■ Request ■
Return the listing unchanged, from its first line through the line that contains "984, 1506, 1404]", keeping both end lines.

***

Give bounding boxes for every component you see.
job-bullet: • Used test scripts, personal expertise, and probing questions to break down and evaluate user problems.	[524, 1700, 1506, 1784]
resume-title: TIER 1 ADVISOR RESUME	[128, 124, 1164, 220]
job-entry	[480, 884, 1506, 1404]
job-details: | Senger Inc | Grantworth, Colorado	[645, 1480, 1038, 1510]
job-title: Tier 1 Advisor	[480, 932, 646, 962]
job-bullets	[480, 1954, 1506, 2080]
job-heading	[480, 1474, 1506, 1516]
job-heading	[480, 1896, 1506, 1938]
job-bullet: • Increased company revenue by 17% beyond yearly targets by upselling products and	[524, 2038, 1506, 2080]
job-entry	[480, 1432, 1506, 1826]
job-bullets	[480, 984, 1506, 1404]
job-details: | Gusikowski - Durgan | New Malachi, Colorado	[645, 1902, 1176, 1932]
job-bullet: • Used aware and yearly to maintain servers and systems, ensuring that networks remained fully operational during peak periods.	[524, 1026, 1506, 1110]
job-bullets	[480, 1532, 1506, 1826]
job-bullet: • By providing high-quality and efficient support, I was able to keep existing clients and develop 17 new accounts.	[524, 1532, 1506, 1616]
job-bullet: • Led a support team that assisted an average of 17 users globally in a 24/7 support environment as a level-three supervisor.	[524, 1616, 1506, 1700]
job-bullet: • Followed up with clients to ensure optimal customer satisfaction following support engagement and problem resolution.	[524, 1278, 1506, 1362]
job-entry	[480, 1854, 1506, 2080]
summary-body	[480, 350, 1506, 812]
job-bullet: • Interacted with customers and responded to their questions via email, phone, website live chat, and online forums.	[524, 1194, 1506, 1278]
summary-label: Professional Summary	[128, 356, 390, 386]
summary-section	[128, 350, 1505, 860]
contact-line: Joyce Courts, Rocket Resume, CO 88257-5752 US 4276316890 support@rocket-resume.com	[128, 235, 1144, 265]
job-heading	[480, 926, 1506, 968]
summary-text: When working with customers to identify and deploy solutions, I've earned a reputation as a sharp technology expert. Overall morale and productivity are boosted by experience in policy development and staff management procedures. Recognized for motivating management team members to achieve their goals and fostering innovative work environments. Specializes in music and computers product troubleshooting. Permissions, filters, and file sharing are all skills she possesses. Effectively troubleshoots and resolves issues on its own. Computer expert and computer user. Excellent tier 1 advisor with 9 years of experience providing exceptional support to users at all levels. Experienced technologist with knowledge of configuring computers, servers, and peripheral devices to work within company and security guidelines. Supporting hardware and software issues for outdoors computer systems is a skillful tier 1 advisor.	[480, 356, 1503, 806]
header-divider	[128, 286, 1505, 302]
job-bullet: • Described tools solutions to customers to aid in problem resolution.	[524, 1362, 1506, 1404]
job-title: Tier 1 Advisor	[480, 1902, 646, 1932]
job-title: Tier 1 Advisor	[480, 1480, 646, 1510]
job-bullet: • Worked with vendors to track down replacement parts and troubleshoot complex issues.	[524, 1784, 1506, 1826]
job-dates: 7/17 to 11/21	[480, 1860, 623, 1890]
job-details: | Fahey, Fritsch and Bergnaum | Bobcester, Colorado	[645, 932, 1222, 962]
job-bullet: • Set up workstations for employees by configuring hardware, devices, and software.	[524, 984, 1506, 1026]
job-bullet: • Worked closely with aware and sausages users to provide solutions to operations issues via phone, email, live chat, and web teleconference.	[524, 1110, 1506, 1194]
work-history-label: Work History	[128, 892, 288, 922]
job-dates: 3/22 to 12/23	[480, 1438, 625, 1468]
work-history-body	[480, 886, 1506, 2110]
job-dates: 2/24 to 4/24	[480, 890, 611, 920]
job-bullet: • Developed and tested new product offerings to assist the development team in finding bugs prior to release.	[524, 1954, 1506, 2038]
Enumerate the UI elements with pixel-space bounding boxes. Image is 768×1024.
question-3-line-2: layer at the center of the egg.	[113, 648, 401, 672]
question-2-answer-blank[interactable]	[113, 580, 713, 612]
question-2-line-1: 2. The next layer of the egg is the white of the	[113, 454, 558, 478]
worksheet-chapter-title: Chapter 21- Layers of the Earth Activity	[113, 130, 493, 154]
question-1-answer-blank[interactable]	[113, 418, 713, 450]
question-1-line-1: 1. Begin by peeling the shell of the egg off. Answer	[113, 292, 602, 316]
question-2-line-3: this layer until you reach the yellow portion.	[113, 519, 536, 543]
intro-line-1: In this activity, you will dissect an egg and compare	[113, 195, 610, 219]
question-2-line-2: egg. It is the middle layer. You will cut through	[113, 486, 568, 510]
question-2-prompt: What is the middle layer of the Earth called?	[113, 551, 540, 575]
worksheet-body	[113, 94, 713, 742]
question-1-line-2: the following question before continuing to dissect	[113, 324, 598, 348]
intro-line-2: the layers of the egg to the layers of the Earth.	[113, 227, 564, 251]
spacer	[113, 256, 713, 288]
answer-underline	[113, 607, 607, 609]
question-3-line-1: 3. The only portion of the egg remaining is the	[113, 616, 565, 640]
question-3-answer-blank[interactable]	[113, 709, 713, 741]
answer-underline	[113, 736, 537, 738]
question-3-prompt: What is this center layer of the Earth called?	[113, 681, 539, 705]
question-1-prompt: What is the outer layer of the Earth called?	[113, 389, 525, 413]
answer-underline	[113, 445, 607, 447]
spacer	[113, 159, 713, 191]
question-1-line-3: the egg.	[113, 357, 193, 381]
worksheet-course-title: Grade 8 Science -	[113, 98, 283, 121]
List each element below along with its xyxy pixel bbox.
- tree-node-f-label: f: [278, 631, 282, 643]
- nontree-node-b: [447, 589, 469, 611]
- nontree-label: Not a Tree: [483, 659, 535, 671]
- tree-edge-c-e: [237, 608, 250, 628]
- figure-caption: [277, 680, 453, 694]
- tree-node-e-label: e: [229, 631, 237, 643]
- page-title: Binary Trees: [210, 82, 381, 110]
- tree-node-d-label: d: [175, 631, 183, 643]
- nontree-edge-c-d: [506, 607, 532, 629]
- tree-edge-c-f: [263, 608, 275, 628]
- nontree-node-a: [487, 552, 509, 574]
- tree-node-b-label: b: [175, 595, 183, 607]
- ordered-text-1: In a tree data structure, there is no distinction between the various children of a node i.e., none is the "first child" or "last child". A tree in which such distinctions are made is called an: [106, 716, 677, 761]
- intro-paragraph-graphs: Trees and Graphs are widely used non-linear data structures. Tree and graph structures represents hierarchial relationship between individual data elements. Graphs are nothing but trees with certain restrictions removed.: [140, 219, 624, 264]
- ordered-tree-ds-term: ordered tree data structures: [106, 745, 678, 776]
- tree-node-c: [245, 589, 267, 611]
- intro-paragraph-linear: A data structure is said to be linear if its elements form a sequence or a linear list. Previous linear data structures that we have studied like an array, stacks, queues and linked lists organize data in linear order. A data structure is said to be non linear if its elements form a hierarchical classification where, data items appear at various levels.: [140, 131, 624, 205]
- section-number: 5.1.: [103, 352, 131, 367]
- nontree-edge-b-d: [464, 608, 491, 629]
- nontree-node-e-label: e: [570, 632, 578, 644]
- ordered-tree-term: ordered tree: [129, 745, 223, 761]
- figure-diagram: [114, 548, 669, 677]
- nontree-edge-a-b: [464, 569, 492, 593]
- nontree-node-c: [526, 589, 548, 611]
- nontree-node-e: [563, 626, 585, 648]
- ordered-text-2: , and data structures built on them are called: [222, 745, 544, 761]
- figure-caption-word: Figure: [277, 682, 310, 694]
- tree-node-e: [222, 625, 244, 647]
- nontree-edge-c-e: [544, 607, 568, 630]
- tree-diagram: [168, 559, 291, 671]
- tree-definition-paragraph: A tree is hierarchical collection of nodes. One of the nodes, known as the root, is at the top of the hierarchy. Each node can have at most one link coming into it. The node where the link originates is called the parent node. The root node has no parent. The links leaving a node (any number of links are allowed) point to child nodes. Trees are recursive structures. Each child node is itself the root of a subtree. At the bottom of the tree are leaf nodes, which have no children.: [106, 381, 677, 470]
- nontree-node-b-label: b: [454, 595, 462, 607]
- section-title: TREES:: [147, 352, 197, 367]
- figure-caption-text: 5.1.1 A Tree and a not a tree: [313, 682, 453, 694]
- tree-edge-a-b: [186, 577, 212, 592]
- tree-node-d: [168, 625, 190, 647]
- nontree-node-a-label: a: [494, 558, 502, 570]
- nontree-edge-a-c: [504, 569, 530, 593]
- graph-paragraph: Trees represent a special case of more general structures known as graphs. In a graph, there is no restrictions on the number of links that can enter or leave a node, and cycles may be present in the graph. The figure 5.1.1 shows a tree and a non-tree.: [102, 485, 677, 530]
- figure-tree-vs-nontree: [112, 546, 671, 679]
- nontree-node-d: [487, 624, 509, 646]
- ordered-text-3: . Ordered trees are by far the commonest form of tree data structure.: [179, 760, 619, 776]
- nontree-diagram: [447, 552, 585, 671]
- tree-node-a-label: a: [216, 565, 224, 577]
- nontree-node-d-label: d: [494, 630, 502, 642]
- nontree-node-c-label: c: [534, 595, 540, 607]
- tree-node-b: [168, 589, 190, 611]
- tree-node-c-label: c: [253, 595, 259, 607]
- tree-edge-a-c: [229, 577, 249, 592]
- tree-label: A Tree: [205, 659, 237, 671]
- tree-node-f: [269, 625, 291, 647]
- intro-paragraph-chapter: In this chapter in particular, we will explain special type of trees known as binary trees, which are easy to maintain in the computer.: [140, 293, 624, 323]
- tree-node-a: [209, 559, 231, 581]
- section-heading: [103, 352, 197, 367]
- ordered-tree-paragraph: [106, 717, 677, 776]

***

■ Reply ■
Give bounding boxes for every component you see.
job-bullet: • Used test scripts, personal expertise, and probing questions to break down and evaluate user problems.	[524, 1700, 1506, 1784]
resume-title: TIER 1 ADVISOR RESUME	[128, 124, 1164, 220]
job-entry	[480, 884, 1506, 1404]
job-details: | Senger Inc | Grantworth, Colorado	[645, 1480, 1038, 1510]
job-title: Tier 1 Advisor	[480, 932, 646, 962]
job-bullets	[480, 1954, 1506, 2080]
job-heading	[480, 1474, 1506, 1516]
job-heading	[480, 1896, 1506, 1938]
job-bullet: • Increased company revenue by 17% beyond yearly targets by upselling products and	[524, 2038, 1506, 2080]
job-entry	[480, 1432, 1506, 1826]
job-bullets	[480, 984, 1506, 1404]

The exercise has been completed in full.